- _The problem_
Output solely the number of lines containing the string "jerárquicos".

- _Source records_
* Begin *
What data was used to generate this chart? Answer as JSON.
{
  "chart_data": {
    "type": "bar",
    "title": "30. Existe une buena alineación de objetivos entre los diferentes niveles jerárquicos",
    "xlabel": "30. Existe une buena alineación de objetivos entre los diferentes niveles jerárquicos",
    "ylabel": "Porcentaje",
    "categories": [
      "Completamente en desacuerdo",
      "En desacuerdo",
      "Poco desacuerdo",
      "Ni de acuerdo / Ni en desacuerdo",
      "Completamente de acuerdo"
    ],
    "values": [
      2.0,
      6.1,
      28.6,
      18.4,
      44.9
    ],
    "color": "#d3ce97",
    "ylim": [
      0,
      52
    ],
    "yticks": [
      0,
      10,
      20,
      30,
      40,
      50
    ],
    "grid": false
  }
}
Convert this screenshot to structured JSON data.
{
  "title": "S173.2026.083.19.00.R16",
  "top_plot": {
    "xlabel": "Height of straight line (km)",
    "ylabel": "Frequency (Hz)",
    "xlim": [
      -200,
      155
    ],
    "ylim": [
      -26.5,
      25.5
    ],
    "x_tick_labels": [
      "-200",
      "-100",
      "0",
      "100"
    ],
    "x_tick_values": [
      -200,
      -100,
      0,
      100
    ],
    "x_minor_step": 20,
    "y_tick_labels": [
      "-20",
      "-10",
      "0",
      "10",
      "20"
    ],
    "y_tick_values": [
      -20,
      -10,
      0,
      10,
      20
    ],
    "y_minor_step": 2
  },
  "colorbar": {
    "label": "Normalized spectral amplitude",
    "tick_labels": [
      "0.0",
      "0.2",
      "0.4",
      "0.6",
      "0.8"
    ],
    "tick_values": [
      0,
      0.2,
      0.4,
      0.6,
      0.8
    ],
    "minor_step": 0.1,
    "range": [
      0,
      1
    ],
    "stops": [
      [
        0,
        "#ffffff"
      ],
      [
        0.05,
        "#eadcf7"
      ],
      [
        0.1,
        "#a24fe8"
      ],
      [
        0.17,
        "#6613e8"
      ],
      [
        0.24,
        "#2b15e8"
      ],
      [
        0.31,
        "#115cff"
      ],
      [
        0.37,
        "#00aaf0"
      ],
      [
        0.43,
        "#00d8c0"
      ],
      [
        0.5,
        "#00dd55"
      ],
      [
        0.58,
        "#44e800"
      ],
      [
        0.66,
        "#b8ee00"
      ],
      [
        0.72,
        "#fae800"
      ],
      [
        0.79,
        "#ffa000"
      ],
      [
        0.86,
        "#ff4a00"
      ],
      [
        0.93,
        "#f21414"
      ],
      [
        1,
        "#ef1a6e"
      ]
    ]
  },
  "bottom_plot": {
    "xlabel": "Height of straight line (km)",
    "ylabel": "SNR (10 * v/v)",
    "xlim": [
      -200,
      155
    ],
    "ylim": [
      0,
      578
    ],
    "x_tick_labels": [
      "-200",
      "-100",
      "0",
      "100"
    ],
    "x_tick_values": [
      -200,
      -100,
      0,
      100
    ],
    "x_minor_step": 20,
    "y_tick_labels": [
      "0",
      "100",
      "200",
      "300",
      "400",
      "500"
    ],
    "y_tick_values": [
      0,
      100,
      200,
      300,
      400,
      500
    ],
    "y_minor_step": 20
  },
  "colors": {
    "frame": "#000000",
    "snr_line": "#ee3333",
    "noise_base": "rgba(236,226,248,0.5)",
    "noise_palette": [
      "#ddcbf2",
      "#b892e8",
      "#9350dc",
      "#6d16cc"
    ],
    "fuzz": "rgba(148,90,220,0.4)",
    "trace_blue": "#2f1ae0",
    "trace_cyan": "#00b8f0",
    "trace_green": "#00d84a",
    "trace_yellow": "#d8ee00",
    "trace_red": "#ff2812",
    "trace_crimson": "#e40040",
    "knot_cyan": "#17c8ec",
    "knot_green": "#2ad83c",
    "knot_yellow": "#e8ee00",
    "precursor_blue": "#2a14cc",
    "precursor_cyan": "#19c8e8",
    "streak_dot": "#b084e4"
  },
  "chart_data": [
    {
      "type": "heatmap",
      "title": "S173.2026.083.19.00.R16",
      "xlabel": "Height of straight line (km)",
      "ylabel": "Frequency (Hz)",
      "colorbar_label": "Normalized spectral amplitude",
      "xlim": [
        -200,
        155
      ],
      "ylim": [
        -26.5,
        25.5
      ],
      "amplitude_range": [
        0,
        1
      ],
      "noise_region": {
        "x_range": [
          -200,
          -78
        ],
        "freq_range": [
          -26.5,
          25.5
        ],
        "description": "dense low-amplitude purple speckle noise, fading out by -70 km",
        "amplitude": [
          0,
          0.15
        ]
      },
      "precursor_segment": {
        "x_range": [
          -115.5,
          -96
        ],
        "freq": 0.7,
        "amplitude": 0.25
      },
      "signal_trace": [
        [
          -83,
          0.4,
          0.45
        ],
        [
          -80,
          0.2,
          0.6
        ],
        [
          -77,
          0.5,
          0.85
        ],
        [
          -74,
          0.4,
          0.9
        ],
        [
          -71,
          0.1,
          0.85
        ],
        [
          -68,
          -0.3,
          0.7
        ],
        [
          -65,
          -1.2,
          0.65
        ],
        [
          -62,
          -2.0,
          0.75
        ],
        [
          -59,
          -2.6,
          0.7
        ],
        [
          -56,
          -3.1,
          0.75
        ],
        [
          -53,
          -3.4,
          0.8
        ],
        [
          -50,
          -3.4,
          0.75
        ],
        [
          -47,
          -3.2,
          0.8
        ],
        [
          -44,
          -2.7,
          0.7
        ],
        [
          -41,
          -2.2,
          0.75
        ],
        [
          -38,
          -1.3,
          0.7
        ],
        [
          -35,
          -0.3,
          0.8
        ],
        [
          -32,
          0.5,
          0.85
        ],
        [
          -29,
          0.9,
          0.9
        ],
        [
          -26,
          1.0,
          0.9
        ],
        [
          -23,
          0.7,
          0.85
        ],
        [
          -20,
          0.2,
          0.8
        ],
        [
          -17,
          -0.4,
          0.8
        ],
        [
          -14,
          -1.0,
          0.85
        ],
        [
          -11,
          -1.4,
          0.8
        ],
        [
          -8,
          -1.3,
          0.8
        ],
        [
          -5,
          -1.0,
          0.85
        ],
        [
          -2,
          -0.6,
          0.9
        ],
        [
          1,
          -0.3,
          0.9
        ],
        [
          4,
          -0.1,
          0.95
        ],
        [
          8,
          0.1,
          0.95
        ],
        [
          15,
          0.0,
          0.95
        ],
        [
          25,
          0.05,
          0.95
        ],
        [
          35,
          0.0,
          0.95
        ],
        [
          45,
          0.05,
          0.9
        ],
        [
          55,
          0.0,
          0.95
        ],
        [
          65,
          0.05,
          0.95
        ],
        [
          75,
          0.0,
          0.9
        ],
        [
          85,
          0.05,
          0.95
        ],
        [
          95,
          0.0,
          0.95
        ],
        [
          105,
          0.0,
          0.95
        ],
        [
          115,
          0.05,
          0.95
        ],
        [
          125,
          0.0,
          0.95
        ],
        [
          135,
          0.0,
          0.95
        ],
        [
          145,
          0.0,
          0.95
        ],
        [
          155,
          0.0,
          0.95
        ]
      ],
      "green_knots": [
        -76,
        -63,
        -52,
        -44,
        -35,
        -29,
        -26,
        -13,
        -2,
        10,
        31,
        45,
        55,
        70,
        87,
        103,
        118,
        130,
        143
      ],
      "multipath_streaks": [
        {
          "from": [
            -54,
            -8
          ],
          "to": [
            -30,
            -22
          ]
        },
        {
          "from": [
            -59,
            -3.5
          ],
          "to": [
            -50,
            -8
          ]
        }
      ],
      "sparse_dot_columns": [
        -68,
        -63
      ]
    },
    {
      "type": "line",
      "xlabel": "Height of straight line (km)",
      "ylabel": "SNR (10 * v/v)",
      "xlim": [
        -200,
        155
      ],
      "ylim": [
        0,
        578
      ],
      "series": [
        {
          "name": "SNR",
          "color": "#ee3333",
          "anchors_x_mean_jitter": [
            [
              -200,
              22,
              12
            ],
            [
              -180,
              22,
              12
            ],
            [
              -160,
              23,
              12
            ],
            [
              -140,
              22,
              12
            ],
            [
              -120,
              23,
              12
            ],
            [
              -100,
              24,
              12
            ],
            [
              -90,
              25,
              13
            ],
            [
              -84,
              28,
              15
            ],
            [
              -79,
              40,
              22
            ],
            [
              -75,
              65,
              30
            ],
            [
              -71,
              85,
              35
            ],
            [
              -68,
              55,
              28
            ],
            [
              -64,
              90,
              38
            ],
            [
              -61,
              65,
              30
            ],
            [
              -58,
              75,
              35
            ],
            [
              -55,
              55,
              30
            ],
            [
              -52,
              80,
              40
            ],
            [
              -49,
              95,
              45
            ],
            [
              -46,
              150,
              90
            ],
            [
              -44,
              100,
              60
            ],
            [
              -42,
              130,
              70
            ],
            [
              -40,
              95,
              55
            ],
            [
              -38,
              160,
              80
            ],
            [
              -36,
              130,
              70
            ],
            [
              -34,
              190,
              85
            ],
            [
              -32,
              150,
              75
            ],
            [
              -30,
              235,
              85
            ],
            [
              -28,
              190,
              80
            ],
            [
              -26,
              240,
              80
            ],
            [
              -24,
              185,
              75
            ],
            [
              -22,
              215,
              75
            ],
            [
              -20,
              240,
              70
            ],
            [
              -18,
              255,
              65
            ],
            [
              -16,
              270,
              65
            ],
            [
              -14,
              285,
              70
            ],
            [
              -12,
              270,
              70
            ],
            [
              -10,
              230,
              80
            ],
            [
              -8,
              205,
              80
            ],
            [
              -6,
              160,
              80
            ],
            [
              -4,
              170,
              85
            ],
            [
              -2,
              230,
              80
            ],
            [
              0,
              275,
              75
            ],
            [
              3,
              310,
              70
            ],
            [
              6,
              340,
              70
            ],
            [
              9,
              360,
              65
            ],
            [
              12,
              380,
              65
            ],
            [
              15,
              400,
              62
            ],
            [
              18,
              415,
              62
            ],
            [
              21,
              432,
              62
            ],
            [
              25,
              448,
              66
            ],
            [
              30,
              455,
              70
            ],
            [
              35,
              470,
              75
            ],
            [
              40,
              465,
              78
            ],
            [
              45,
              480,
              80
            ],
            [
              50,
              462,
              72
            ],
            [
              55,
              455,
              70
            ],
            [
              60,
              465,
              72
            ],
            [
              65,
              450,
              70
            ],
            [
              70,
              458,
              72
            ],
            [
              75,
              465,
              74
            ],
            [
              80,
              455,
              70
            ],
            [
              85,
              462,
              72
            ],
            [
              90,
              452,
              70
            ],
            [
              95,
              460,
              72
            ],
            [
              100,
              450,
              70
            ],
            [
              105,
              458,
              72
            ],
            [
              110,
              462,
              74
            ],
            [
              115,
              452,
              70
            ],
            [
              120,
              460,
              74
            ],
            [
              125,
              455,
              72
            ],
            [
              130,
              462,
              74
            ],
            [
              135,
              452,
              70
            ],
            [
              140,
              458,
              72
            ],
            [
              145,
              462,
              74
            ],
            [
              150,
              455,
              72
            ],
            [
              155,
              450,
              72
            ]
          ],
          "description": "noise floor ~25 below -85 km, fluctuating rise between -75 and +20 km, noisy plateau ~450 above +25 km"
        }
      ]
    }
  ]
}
* End *
- _The output_
2